• Task objective: Copy the data below exactly.
***** Exercise data *****
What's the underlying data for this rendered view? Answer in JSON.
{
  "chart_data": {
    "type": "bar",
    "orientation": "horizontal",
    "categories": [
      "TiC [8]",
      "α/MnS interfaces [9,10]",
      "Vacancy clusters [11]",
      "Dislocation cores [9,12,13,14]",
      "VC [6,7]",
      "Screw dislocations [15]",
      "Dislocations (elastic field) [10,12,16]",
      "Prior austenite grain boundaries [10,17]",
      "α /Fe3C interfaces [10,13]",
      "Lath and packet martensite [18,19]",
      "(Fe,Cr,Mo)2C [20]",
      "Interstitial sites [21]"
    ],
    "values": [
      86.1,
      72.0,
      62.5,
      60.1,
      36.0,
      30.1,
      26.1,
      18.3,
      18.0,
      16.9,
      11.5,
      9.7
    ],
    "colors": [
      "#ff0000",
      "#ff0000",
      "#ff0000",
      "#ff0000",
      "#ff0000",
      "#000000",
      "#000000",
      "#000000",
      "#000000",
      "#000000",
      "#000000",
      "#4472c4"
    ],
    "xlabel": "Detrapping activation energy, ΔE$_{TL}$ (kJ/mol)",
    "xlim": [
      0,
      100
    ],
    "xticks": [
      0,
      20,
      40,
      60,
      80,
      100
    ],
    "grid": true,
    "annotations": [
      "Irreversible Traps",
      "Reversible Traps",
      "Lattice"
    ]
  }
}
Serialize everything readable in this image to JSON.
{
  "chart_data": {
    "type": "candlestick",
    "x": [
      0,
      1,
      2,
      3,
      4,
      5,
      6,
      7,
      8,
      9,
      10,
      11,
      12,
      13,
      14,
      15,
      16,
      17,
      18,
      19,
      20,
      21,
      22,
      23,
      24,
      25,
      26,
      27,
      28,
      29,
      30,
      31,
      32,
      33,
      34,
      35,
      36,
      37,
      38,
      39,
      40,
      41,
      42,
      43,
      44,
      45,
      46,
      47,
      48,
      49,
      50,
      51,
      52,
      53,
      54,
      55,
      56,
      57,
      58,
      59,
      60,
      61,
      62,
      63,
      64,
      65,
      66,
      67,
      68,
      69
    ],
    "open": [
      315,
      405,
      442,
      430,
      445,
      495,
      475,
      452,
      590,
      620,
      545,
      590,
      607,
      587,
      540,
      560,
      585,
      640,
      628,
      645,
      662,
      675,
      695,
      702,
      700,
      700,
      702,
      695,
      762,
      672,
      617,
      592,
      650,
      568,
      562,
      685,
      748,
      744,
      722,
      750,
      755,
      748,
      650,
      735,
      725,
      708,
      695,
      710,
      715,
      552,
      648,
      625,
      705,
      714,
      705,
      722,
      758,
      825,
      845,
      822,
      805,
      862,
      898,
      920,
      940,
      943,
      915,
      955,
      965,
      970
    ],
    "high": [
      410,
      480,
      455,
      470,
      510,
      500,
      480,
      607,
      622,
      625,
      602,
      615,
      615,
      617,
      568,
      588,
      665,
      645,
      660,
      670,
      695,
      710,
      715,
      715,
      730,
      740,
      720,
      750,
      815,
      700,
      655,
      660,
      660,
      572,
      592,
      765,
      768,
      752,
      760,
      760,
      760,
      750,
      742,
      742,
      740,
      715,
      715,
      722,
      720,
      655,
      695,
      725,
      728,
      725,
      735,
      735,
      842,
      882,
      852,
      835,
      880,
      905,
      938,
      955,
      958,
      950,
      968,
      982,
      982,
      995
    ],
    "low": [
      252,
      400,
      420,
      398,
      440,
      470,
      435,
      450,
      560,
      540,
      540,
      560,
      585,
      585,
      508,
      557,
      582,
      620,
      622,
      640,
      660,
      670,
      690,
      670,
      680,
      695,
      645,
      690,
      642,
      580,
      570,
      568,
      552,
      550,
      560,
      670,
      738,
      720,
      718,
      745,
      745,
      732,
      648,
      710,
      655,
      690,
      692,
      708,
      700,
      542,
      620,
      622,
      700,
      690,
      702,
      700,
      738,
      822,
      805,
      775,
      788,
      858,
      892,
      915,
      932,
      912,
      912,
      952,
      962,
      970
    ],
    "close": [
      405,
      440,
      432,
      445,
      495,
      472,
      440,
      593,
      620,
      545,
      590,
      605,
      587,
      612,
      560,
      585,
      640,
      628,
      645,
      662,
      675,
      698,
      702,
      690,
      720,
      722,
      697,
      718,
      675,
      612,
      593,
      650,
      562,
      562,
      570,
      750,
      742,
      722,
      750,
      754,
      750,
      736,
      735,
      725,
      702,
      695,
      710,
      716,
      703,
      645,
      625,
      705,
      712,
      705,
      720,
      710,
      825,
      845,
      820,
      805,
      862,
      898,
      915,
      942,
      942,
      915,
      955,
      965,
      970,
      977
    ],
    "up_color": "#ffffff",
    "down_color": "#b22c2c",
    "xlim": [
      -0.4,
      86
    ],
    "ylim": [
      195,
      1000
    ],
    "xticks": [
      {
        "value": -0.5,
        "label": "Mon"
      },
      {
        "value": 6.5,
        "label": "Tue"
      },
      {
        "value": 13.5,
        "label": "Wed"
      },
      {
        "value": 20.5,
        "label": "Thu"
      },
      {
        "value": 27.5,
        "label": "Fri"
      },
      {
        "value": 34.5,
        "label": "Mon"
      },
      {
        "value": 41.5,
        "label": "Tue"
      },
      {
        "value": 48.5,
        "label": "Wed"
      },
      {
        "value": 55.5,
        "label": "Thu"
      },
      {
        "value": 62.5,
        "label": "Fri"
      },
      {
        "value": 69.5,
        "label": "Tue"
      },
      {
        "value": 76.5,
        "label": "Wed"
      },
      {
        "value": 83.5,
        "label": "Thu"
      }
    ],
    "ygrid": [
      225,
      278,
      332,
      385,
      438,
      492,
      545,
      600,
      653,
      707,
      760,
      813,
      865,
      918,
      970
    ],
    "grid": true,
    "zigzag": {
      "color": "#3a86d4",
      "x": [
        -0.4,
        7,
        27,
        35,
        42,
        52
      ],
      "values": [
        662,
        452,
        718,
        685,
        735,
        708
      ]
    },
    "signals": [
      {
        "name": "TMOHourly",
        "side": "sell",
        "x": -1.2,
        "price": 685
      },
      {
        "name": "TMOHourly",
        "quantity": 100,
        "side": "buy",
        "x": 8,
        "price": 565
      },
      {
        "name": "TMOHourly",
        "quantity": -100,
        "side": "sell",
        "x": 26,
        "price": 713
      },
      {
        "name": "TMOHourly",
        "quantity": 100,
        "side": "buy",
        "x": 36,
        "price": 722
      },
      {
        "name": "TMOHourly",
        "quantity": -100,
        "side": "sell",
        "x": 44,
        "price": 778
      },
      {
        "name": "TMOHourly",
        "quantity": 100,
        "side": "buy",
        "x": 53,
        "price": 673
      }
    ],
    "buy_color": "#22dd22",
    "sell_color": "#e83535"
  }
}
*****
• Answer for the task:
What's the underlying data for this rendered view? Answer in JSON.
{
  "chart_data": {
    "type": "bar",
    "orientation": "horizontal",
    "categories": [
      "TiC [8]",
      "α/MnS interfaces [9,10]",
      "Vacancy clusters [11]",
      "Dislocation cores [9,12,13,14]",
      "VC [6,7]",
      "Screw dislocations [15]",
      "Dislocations (elastic field) [10,12,16]",
      "Prior austenite grain boundaries [10,17]",
      "α /Fe3C interfaces [10,13]",
      "Lath and packet martensite [18,19]",
      "(Fe,Cr,Mo)2C [20]",
      "Interstitial sites [21]"
    ],
    "values": [
      86.1,
      72.0,
      62.5,
      60.1,
      36.0,
      30.1,
      26.1,
      18.3,
      18.0,
      16.9,
      11.5,
      9.7
    ],
    "colors": [
      "#ff0000",
      "#ff0000",
      "#ff0000",
      "#ff0000",
      "#ff0000",
      "#000000",
      "#000000",
      "#000000",
      "#000000",
      "#000000",
      "#000000",
      "#4472c4"
    ],
    "xlabel": "Detrapping activation energy, ΔE$_{TL}$ (kJ/mol)",
    "xlim": [
      0,
      100
    ],
    "xticks": [
      0,
      20,
      40,
      60,
      80,
      100
    ],
    "grid": true,
    "annotations": [
      "Irreversible Traps",
      "Reversible Traps",
      "Lattice"
    ]
  }
}
Serialize everything readable in this image to JSON.
{
  "chart_data": {
    "type": "candlestick",
    "x": [
      0,
      1,
      2,
      3,
      4,
      5,
      6,
      7,
      8,
      9,
      10,
      11,
      12,
      13,
      14,
      15,
      16,
      17,
      18,
      19,
      20,
      21,
      22,
      23,
      24,
      25,
      26,
      27,
      28,
      29,
      30,
      31,
      32,
      33,
      34,
      35,
      36,
      37,
      38,
      39,
      40,
      41,
      42,
      43,
      44,
      45,
      46,
      47,
      48,
      49,
      50,
      51,
      52,
      53,
      54,
      55,
      56,
      57,
      58,
      59,
      60,
      61,
      62,
      63,
      64,
      65,
      66,
      67,
      68,
      69
    ],
    "open": [
      315,
      405,
      442,
      430,
      445,
      495,
      475,
      452,
      590,
      620,
      545,
      590,
      607,
      587,
      540,
      560,
      585,
      640,
      628,
      645,
      662,
      675,
      695,
      702,
      700,
      700,
      702,
      695,
      762,
      672,
      617,
      592,
      650,
      568,
      562,
      685,
      748,
      744,
      722,
      750,
      755,
      748,
      650,
      735,
      725,
      708,
      695,
      710,
      715,
      552,
      648,
      625,
      705,
      714,
      705,
      722,
      758,
      825,
      845,
      822,
      805,
      862,
      898,
      920,
      940,
      943,
      915,
      955,
      965,
      970
    ],
    "high": [
      410,
      480,
      455,
      470,
      510,
      500,
      480,
      607,
      622,
      625,
      602,
      615,
      615,
      617,
      568,
      588,
      665,
      645,
      660,
      670,
      695,
      710,
      715,
      715,
      730,
      740,
      720,
      750,
      815,
      700,
      655,
      660,
      660,
      572,
      592,
      765,
      768,
      752,
      760,
      760,
      760,
      750,
      742,
      742,
      740,
      715,
      715,
      722,
      720,
      655,
      695,
      725,
      728,
      725,
      735,
      735,
      842,
      882,
      852,
      835,
      880,
      905,
      938,
      955,
      958,
      950,
      968,
      982,
      982,
      995
    ],
    "low": [
      252,
      400,
      420,
      398,
      440,
      470,
      435,
      450,
      560,
      540,
      540,
      560,
      585,
      585,
      508,
      557,
      582,
      620,
      622,
      640,
      660,
      670,
      690,
      670,
      680,
      695,
      645,
      690,
      642,
      580,
      570,
      568,
      552,
      550,
      560,
      670,
      738,
      720,
      718,
      745,
      745,
      732,
      648,
      710,
      655,
      690,
      692,
      708,
      700,
      542,
      620,
      622,
      700,
      690,
      702,
      700,
      738,
      822,
      805,
      775,
      788,
      858,
      892,
      915,
      932,
      912,
      912,
      952,
      962,
      970
    ],
    "close": [
      405,
      440,
      432,
      445,
      495,
      472,
      440,
      593,
      620,
      545,
      590,
      605,
      587,
      612,
      560,
      585,
      640,
      628,
      645,
      662,
      675,
      698,
      702,
      690,
      720,
      722,
      697,
      718,
      675,
      612,
      593,
      650,
      562,
      562,
      570,
      750,
      742,
      722,
      750,
      754,
      750,
      736,
      735,
      725,
      702,
      695,
      710,
      716,
      703,
      645,
      625,
      705,
      712,
      705,
      720,
      710,
      825,
      845,
      820,
      805,
      862,
      898,
      915,
      942,
      942,
      915,
      955,
      965,
      970,
      977
    ],
    "up_color": "#ffffff",
    "down_color": "#b22c2c",
    "xlim": [
      -0.4,
      86
    ],
    "ylim": [
      195,
      1000
    ],
    "xticks": [
      {
        "value": -0.5,
        "label": "Mon"
      },
      {
        "value": 6.5,
        "label": "Tue"
      },
      {
        "value": 13.5,
        "label": "Wed"
      },
      {
        "value": 20.5,
        "label": "Thu"
      },
      {
        "value": 27.5,
        "label": "Fri"
      },
      {
        "value": 34.5,
        "label": "Mon"
      },
      {
        "value": 41.5,
        "label": "Tue"
      },
      {
        "value": 48.5,
        "label": "Wed"
      },
      {
        "value": 55.5,
        "label": "Thu"
      },
      {
        "value": 62.5,
        "label": "Fri"
      },
      {
        "value": 69.5,
        "label": "Tue"
      },
      {
        "value": 76.5,
        "label": "Wed"
      },
      {
        "value": 83.5,
        "label": "Thu"
      }
    ],
    "ygrid": [
      225,
      278,
      332,
      385,
      438,
      492,
      545,
      600,
      653,
      707,
      760,
      813,
      865,
      918,
      970
    ],
    "grid": true,
    "zigzag": {
      "color": "#3a86d4",
      "x": [
        -0.4,
        7,
        27,
        35,
        42,
        52
      ],
      "values": [
        662,
        452,
        718,
        685,
        735,
        708
      ]
    },
    "signals": [
      {
        "name": "TMOHourly",
        "side": "sell",
        "x": -1.2,
        "price": 685
      },
      {
        "name": "TMOHourly",
        "quantity": 100,
        "side": "buy",
        "x": 8,
        "price": 565
      },
      {
        "name": "TMOHourly",
        "quantity": -100,
        "side": "sell",
        "x": 26,
        "price": 713
      },
      {
        "name": "TMOHourly",
        "quantity": 100,
        "side": "buy",
        "x": 36,
        "price": 722
      },
      {
        "name": "TMOHourly",
        "quantity": -100,
        "side": "sell",
        "x": 44,
        "price": 778
      },
      {
        "name": "TMOHourly",
        "quantity": 100,
        "side": "buy",
        "x": 53,
        "price": 673
      }
    ],
    "buy_color": "#22dd22",
    "sell_color": "#e83535"
  }
}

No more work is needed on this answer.